__The exercise__: Return all lines that include the string "Dollar".

++++++++

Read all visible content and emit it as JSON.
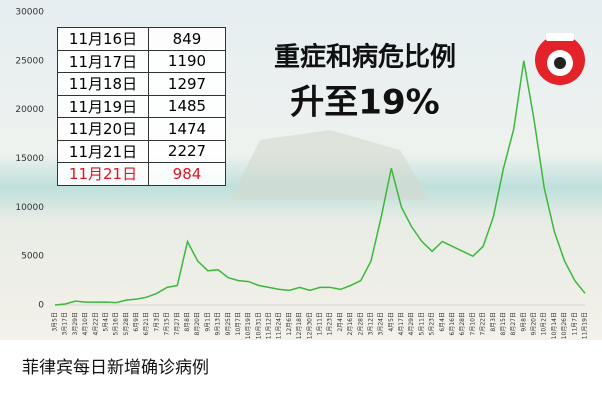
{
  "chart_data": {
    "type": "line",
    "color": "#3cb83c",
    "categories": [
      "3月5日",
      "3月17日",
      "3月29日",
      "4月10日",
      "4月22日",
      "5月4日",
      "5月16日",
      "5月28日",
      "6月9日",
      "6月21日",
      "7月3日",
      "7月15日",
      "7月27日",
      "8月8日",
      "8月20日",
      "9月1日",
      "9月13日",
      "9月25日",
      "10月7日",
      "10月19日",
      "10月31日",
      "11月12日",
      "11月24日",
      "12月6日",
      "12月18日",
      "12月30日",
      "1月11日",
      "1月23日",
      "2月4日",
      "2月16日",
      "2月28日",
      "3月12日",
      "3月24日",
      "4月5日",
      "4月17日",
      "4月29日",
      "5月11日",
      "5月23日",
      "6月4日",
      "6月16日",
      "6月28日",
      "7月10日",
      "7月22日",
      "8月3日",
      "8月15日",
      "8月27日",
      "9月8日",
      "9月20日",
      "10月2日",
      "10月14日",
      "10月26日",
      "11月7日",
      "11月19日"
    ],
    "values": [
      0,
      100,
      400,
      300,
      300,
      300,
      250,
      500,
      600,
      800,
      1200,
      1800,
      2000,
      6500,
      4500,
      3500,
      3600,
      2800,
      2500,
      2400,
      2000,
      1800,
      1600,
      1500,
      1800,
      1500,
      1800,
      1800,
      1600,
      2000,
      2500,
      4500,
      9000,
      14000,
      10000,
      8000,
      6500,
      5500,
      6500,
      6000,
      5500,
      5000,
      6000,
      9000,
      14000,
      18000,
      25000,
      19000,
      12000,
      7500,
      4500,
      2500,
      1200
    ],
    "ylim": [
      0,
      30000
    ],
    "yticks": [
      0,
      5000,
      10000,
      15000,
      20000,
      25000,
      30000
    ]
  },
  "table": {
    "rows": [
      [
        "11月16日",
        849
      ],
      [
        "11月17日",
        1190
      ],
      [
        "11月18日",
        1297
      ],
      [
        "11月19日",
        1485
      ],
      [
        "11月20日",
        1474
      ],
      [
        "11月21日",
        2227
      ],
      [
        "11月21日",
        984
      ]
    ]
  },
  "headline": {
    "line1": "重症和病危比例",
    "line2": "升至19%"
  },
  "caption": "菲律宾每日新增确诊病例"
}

++++++++

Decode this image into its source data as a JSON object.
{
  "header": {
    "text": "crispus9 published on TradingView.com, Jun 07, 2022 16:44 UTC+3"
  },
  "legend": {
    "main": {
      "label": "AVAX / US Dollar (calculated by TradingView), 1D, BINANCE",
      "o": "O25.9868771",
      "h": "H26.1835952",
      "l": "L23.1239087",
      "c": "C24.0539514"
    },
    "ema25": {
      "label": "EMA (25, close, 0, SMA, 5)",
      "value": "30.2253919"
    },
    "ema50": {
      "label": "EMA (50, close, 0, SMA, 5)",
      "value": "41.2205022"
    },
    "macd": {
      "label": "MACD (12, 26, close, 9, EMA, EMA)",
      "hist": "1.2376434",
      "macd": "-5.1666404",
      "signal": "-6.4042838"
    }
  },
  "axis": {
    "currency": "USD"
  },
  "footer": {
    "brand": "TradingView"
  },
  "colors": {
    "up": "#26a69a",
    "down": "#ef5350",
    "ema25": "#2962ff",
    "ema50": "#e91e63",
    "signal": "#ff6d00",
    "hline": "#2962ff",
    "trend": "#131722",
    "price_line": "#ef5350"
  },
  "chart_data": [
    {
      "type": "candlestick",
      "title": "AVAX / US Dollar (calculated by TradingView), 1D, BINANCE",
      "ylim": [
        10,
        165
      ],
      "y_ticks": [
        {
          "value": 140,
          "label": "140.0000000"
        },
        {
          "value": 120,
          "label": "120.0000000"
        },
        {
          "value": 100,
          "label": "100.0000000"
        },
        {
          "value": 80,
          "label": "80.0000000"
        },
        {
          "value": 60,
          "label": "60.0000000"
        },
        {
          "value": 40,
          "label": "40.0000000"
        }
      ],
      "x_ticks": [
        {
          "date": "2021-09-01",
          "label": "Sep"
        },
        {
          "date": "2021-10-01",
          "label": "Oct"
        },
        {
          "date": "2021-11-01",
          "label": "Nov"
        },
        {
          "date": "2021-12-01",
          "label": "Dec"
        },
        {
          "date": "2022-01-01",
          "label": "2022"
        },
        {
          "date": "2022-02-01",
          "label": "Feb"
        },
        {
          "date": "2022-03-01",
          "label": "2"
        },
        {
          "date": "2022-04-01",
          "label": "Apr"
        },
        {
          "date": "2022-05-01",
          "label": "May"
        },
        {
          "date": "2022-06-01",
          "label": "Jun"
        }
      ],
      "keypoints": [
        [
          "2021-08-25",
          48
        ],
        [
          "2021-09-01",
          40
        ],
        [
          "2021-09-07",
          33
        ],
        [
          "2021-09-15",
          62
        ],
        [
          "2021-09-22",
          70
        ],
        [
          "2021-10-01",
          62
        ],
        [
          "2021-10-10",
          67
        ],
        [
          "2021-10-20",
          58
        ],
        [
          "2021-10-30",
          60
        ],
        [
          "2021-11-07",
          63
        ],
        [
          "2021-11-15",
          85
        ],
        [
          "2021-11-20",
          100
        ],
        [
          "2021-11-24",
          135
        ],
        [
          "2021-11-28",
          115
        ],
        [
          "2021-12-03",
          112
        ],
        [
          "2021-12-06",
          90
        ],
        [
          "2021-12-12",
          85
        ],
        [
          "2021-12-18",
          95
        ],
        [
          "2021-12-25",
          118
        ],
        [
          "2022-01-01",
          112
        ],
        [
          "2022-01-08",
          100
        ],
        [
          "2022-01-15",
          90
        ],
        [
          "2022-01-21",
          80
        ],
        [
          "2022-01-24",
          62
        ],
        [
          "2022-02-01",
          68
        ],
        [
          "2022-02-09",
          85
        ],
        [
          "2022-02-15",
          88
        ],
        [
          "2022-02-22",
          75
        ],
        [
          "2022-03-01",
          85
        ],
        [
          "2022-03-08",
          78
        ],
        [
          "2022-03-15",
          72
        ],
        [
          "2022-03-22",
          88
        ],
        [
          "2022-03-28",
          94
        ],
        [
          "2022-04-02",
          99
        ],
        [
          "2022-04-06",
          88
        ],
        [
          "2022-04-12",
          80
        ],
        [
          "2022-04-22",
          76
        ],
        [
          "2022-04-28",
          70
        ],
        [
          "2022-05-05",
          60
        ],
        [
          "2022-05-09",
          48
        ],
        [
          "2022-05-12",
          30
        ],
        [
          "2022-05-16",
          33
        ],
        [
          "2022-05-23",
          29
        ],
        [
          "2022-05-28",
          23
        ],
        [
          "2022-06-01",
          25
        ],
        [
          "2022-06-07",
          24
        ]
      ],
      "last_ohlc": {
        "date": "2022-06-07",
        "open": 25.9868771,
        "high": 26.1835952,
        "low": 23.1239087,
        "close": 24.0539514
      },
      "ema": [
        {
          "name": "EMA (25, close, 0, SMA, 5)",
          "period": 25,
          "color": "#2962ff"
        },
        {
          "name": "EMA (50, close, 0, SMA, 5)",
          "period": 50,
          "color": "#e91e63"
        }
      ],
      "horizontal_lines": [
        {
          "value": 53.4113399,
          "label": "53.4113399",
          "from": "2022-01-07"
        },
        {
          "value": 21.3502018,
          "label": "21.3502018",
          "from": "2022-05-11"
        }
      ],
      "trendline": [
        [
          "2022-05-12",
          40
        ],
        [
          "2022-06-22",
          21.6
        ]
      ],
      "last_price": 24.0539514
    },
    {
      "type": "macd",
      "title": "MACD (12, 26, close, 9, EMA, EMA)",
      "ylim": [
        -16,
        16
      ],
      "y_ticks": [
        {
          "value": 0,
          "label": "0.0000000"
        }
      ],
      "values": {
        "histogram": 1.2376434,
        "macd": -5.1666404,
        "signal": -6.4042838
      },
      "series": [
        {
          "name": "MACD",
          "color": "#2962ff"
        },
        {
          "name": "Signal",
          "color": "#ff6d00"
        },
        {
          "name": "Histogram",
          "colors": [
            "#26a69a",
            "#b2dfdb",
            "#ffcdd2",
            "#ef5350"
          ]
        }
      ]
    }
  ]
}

++++++++

__Exercise solution__:
      "label": "AVAX / US Dollar (calculated by TradingView), 1D, BINANCE",
      "title": "AVAX / US Dollar (calculated by TradingView), 1D, BINANCE",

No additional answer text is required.